▸ TASK DESCRIPTION
Could you give this listing again line for line, without changing anything?
— Start DATASET ENTRIES —
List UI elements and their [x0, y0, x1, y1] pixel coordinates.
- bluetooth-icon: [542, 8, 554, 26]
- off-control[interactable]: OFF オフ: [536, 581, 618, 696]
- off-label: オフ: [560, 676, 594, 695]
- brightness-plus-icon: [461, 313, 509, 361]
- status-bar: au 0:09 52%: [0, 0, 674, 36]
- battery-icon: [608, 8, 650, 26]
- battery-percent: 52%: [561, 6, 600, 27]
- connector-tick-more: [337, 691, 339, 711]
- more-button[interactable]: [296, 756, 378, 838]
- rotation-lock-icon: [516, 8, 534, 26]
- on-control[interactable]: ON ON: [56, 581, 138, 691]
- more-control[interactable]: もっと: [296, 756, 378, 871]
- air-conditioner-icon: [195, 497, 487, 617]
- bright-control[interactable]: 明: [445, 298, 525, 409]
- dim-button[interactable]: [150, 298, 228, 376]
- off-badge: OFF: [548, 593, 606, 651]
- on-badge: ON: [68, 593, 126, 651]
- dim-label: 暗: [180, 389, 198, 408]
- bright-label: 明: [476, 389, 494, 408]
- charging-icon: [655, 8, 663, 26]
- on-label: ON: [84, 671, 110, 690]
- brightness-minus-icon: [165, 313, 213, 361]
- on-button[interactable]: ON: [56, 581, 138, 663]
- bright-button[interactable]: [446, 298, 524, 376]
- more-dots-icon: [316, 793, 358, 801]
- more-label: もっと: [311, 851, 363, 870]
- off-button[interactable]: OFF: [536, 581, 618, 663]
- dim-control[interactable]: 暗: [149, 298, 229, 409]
— End DATASET ENTRIES —
▸ EXPECTED ANSWER
List UI elements and their [x0, y0, x1, y1] pixel coordinates.
- bluetooth-icon: [542, 8, 554, 26]
- off-control[interactable]: OFF オフ: [536, 581, 618, 696]
- off-label: オフ: [560, 676, 594, 695]
- brightness-plus-icon: [461, 313, 509, 361]
- status-bar: au 0:09 52%: [0, 0, 674, 36]
- battery-icon: [608, 8, 650, 26]
- battery-percent: 52%: [561, 6, 600, 27]
- connector-tick-more: [337, 691, 339, 711]
- more-button[interactable]: [296, 756, 378, 838]
- rotation-lock-icon: [516, 8, 534, 26]
- on-control[interactable]: ON ON: [56, 581, 138, 691]
- more-control[interactable]: もっと: [296, 756, 378, 871]
- air-conditioner-icon: [195, 497, 487, 617]
- bright-control[interactable]: 明: [445, 298, 525, 409]
- dim-button[interactable]: [150, 298, 228, 376]
- off-badge: OFF: [548, 593, 606, 651]
- on-badge: ON: [68, 593, 126, 651]
- dim-label: 暗: [180, 389, 198, 408]
- bright-label: 明: [476, 389, 494, 408]
- charging-icon: [655, 8, 663, 26]
- on-label: ON: [84, 671, 110, 690]
- brightness-minus-icon: [165, 313, 213, 361]
- on-button[interactable]: ON: [56, 581, 138, 663]
- bright-button[interactable]: [446, 298, 524, 376]
- more-dots-icon: [316, 793, 358, 801]
- more-label: もっと: [311, 851, 363, 870]
- off-button[interactable]: OFF: [536, 581, 618, 663]
- dim-control[interactable]: 暗: [149, 298, 229, 409]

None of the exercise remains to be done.